▶ _Stated task_
Go through the records underneath and write each one out again exactly.

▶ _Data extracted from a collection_

──────────────────────────────

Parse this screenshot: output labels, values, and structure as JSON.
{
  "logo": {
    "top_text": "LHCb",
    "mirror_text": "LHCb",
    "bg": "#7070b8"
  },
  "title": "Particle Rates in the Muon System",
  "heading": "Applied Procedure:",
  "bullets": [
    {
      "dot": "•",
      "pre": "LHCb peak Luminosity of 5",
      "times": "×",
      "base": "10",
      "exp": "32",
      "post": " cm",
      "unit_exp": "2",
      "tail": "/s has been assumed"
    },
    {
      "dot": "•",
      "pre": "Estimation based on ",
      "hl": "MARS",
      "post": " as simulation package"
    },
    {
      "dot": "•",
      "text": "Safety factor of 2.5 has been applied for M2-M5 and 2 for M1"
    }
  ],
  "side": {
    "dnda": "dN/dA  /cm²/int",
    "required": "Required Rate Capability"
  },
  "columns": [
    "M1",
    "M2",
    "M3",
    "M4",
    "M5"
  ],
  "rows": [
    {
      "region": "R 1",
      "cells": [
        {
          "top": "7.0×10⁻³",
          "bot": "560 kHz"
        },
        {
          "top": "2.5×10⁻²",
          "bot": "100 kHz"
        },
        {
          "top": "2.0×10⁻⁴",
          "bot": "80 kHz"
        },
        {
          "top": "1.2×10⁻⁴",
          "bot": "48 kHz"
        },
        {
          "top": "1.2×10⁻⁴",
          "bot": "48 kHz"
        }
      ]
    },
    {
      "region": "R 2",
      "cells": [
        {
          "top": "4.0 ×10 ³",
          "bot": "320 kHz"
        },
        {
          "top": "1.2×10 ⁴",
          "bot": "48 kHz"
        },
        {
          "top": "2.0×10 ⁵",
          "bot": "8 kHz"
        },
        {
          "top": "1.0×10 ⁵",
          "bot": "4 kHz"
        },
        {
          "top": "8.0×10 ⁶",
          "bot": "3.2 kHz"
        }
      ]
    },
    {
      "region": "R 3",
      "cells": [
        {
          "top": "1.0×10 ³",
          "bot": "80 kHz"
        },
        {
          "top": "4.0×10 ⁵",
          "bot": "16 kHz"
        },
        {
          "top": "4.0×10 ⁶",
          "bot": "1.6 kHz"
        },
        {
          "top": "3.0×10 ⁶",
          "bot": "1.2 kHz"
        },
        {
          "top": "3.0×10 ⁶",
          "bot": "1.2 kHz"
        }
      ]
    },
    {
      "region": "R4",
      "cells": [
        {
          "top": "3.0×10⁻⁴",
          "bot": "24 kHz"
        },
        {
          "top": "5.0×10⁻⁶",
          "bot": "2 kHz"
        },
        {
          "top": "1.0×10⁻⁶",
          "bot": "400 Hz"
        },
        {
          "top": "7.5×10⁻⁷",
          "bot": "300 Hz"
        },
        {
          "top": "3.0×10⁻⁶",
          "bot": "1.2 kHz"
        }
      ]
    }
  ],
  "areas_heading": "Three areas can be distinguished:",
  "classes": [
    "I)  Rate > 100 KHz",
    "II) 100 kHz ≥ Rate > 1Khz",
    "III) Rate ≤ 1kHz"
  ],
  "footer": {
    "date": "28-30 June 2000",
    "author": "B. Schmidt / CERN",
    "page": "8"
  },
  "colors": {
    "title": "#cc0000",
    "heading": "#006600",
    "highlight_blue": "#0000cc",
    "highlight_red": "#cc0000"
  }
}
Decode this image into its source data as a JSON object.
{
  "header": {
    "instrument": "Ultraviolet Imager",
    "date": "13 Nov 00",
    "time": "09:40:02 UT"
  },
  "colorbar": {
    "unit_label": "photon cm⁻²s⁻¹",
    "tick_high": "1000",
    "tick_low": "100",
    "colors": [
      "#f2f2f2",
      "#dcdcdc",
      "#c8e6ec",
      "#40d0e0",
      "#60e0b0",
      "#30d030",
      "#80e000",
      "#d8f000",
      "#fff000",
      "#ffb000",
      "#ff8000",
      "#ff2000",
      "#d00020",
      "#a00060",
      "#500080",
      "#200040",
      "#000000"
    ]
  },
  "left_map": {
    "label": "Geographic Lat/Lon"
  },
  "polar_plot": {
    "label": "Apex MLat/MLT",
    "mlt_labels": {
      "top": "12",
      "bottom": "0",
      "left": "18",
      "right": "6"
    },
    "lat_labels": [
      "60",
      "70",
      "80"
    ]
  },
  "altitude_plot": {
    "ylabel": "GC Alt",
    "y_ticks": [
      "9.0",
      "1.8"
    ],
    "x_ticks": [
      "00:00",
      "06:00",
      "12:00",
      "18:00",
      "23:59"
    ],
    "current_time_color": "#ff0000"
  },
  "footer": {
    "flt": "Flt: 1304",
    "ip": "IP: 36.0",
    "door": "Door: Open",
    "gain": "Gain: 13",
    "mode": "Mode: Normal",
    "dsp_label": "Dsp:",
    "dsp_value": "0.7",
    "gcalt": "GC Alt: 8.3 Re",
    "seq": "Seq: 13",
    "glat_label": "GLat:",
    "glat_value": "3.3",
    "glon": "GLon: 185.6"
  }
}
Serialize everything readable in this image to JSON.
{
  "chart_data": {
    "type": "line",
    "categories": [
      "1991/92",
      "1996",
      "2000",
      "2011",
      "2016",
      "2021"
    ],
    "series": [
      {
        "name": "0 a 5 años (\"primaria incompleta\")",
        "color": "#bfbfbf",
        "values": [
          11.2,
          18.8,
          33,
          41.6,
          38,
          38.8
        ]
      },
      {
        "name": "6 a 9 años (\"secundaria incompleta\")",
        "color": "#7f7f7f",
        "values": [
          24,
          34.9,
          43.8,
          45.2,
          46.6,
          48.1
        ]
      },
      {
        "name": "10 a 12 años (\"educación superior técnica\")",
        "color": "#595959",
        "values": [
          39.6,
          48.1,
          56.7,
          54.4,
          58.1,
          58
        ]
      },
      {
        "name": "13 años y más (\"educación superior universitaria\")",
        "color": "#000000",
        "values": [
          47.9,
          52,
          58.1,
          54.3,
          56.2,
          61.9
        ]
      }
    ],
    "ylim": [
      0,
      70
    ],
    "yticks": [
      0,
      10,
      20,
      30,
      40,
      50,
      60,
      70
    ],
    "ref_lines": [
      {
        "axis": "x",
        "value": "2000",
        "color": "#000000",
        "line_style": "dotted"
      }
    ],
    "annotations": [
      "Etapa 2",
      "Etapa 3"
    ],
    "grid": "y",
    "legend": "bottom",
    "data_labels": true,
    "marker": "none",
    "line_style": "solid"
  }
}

──────────────────────────────

▶ _Output of the exercise_
Parse this screenshot: output labels, values, and structure as JSON.
{
  "logo": {
    "top_text": "LHCb",
    "mirror_text": "LHCb",
    "bg": "#7070b8"
  },
  "title": "Particle Rates in the Muon System",
  "heading": "Applied Procedure:",
  "bullets": [
    {
      "dot": "•",
      "pre": "LHCb peak Luminosity of 5",
      "times": "×",
      "base": "10",
      "exp": "32",
      "post": " cm",
      "unit_exp": "2",
      "tail": "/s has been assumed"
    },
    {
      "dot": "•",
      "pre": "Estimation based on ",
      "hl": "MARS",
      "post": " as simulation package"
    },
    {
      "dot": "•",
      "text": "Safety factor of 2.5 has been applied for M2-M5 and 2 for M1"
    }
  ],
  "side": {
    "dnda": "dN/dA  /cm²/int",
    "required": "Required Rate Capability"
  },
  "columns": [
    "M1",
    "M2",
    "M3",
    "M4",
    "M5"
  ],
  "rows": [
    {
      "region": "R 1",
      "cells": [
        {
          "top": "7.0×10⁻³",
          "bot": "560 kHz"
        },
        {
          "top": "2.5×10⁻²",
          "bot": "100 kHz"
        },
        {
          "top": "2.0×10⁻⁴",
          "bot": "80 kHz"
        },
        {
          "top": "1.2×10⁻⁴",
          "bot": "48 kHz"
        },
        {
          "top": "1.2×10⁻⁴",
          "bot": "48 kHz"
        }
      ]
    },
    {
      "region": "R 2",
      "cells": [
        {
          "top": "4.0 ×10 ³",
          "bot": "320 kHz"
        },
        {
          "top": "1.2×10 ⁴",
          "bot": "48 kHz"
        },
        {
          "top": "2.0×10 ⁵",
          "bot": "8 kHz"
        },
        {
          "top": "1.0×10 ⁵",
          "bot": "4 kHz"
        },
        {
          "top": "8.0×10 ⁶",
          "bot": "3.2 kHz"
        }
      ]
    },
    {
      "region": "R 3",
      "cells": [
        {
          "top": "1.0×10 ³",
          "bot": "80 kHz"
        },
        {
          "top": "4.0×10 ⁵",
          "bot": "16 kHz"
        },
        {
          "top": "4.0×10 ⁶",
          "bot": "1.6 kHz"
        },
        {
          "top": "3.0×10 ⁶",
          "bot": "1.2 kHz"
        },
        {
          "top": "3.0×10 ⁶",
          "bot": "1.2 kHz"
        }
      ]
    },
    {
      "region": "R4",
      "cells": [
        {
          "top": "3.0×10⁻⁴",
          "bot": "24 kHz"
        },
        {
          "top": "5.0×10⁻⁶",
          "bot": "2 kHz"
        },
        {
          "top": "1.0×10⁻⁶",
          "bot": "400 Hz"
        },
        {
          "top": "7.5×10⁻⁷",
          "bot": "300 Hz"
        },
        {
          "top": "3.0×10⁻⁶",
          "bot": "1.2 kHz"
        }
      ]
    }
  ],
  "areas_heading": "Three areas can be distinguished:",
  "classes": [
    "I)  Rate > 100 KHz",
    "II) 100 kHz ≥ Rate > 1Khz",
    "III) Rate ≤ 1kHz"
  ],
  "footer": {
    "date": "28-30 June 2000",
    "author": "B. Schmidt / CERN",
    "page": "8"
  },
  "colors": {
    "title": "#cc0000",
    "heading": "#006600",
    "highlight_blue": "#0000cc",
    "highlight_red": "#cc0000"
  }
}
Decode this image into its source data as a JSON object.
{
  "header": {
    "instrument": "Ultraviolet Imager",
    "date": "13 Nov 00",
    "time": "09:40:02 UT"
  },
  "colorbar": {
    "unit_label": "photon cm⁻²s⁻¹",
    "tick_high": "1000",
    "tick_low": "100",
    "colors": [
      "#f2f2f2",
      "#dcdcdc",
      "#c8e6ec",
      "#40d0e0",
      "#60e0b0",
      "#30d030",
      "#80e000",
      "#d8f000",
      "#fff000",
      "#ffb000",
      "#ff8000",
      "#ff2000",
      "#d00020",
      "#a00060",
      "#500080",
      "#200040",
      "#000000"
    ]
  },
  "left_map": {
    "label": "Geographic Lat/Lon"
  },
  "polar_plot": {
    "label": "Apex MLat/MLT",
    "mlt_labels": {
      "top": "12",
      "bottom": "0",
      "left": "18",
      "right": "6"
    },
    "lat_labels": [
      "60",
      "70",
      "80"
    ]
  },
  "altitude_plot": {
    "ylabel": "GC Alt",
    "y_ticks": [
      "9.0",
      "1.8"
    ],
    "x_ticks": [
      "00:00",
      "06:00",
      "12:00",
      "18:00",
      "23:59"
    ],
    "current_time_color": "#ff0000"
  },
  "footer": {
    "flt": "Flt: 1304",
    "ip": "IP: 36.0",
    "door": "Door: Open",
    "gain": "Gain: 13",
    "mode": "Mode: Normal",
    "dsp_label": "Dsp:",
    "dsp_value": "0.7",
    "gcalt": "GC Alt: 8.3 Re",
    "seq": "Seq: 13",
    "glat_label": "GLat:",
    "glat_value": "3.3",
    "glon": "GLon: 185.6"
  }
}
Serialize everything readable in this image to JSON.
{
  "chart_data": {
    "type": "line",
    "categories": [
      "1991/92",
      "1996",
      "2000",
      "2011",
      "2016",
      "2021"
    ],
    "series": [
      {
        "name": "0 a 5 años (\"primaria incompleta\")",
        "color": "#bfbfbf",
        "values": [
          11.2,
          18.8,
          33,
          41.6,
          38,
          38.8
        ]
      },
      {
        "name": "6 a 9 años (\"secundaria incompleta\")",
        "color": "#7f7f7f",
        "values": [
          24,
          34.9,
          43.8,
          45.2,
          46.6,
          48.1
        ]
      },
      {
        "name": "10 a 12 años (\"educación superior técnica\")",
        "color": "#595959",
        "values": [
          39.6,
          48.1,
          56.7,
          54.4,
          58.1,
          58
        ]
      },
      {
        "name": "13 años y más (\"educación superior universitaria\")",
        "color": "#000000",
        "values": [
          47.9,
          52,
          58.1,
          54.3,
          56.2,
          61.9
        ]
      }
    ],
    "ylim": [
      0,
      70
    ],
    "yticks": [
      0,
      10,
      20,
      30,
      40,
      50,
      60,
      70
    ],
    "ref_lines": [
      {
        "axis": "x",
        "value": "2000",
        "color": "#000000",
        "line_style": "dotted"
      }
    ],
    "annotations": [
      "Etapa 2",
      "Etapa 3"
    ],
    "grid": "y",
    "legend": "bottom",
    "data_labels": true,
    "marker": "none",
    "line_style": "solid"
  }
}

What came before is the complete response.